--- begin RECORD SET ---

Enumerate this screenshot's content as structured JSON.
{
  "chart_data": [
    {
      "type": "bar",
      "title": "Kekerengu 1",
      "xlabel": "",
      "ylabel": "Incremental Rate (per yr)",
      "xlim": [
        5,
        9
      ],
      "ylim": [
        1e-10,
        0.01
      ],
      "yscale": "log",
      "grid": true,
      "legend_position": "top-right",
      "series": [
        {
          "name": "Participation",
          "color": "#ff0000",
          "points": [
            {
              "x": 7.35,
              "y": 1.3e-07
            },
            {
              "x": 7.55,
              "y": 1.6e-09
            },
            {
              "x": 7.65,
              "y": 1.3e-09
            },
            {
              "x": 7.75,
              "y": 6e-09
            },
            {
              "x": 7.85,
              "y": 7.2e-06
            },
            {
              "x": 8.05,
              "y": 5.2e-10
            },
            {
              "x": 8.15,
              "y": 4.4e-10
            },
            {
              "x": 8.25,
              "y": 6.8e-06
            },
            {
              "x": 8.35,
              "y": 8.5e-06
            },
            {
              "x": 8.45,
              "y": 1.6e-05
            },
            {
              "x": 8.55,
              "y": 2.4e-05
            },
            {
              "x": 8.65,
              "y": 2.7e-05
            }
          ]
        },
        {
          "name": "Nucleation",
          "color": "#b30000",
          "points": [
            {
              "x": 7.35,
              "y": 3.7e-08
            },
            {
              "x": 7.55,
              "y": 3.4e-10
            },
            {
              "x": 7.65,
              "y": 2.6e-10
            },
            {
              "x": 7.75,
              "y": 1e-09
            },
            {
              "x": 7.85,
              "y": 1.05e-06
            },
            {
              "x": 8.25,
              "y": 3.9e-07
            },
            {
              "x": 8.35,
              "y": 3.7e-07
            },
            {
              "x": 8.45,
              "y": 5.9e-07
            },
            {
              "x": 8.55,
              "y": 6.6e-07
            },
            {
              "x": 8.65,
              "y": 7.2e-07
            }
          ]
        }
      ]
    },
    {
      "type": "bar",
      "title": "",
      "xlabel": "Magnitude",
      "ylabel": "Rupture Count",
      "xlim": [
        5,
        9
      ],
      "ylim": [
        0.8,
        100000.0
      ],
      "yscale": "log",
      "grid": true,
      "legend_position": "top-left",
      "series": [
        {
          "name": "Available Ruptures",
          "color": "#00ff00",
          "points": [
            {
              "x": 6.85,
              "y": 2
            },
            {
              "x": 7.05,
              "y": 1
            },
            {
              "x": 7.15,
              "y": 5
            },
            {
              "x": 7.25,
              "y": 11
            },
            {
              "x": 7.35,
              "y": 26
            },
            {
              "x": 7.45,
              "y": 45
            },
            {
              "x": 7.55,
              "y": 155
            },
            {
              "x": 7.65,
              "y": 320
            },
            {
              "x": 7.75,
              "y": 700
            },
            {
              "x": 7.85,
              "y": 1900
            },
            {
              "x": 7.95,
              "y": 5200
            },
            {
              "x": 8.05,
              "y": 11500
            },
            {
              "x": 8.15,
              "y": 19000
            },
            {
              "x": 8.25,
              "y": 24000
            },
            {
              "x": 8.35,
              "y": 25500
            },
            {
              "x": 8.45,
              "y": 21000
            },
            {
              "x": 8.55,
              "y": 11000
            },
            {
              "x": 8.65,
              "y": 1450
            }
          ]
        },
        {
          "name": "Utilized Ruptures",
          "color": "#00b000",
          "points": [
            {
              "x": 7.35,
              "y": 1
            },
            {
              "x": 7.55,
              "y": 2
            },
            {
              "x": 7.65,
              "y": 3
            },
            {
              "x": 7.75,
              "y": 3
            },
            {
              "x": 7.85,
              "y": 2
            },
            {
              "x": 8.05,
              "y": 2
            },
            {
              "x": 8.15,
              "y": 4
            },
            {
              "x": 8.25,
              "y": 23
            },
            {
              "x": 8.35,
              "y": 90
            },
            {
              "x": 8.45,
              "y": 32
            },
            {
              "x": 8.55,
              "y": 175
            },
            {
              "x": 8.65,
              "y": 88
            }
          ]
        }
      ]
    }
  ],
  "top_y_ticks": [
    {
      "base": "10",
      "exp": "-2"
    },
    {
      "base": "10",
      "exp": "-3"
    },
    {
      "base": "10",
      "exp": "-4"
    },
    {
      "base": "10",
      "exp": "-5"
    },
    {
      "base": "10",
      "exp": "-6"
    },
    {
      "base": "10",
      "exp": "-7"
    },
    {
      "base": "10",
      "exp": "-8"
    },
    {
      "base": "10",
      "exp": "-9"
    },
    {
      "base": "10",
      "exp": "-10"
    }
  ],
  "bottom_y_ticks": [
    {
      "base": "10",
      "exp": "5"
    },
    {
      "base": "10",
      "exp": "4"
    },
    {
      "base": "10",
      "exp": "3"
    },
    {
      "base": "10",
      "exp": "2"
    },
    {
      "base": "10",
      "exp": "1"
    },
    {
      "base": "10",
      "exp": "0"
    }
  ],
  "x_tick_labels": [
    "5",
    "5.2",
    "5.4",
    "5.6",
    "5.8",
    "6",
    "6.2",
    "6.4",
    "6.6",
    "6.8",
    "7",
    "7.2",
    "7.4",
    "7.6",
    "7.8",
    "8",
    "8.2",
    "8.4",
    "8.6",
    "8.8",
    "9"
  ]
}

--- end RECORD SET ---

* **WHAT YOU HAVE TO DO**
Where a line above contains the string "Ruptures", copy that line.

* **CORRECT RESULT**
          "name": "Available Ruptures",
          "name": "Utilized Ruptures",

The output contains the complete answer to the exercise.